Goal →
Render these lines as a Markdown table with the columns No. and Line, giving each line its row number and omitting any blank lines.

** start Exercise inputs **

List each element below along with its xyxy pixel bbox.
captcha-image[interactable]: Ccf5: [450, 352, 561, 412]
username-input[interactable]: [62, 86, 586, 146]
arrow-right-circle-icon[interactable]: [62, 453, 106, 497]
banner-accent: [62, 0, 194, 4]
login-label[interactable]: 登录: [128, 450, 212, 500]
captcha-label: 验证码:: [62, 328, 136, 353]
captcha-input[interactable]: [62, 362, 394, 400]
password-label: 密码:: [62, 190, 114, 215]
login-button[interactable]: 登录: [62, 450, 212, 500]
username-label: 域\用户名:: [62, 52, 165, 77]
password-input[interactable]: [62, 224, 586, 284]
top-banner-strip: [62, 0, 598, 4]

** end Exercise inputs **

Reply to the exercise →
| No. | Line |
|---|---|
| 1 | List each element below along with its xyxy pixel bbox. |
| 2 | captcha-image[interactable]: Ccf5: [450, 352, 561, 412] |
| 3 | username-input[interactable]: [62, 86, 586, 146] |
| 4 | arrow-right-circle-icon[interactable]: [62, 453, 106, 497] |
| 5 | banner-accent: [62, 0, 194, 4] |
| 6 | login-label[interactable]: 登录: [128, 450, 212, 500] |
| 7 | captcha-label: 验证码:: [62, 328, 136, 353] |
| 8 | captcha-input[interactable]: [62, 362, 394, 400] |
| 9 | password-label: 密码:: [62, 190, 114, 215] |
| 10 | login-button[interactable]: 登录: [62, 450, 212, 500] |
| 11 | username-label: 域\用户名:: [62, 52, 165, 77] |
| 12 | password-input[interactable]: [62, 224, 586, 284] |
| 13 | top-banner-strip: [62, 0, 598, 4] |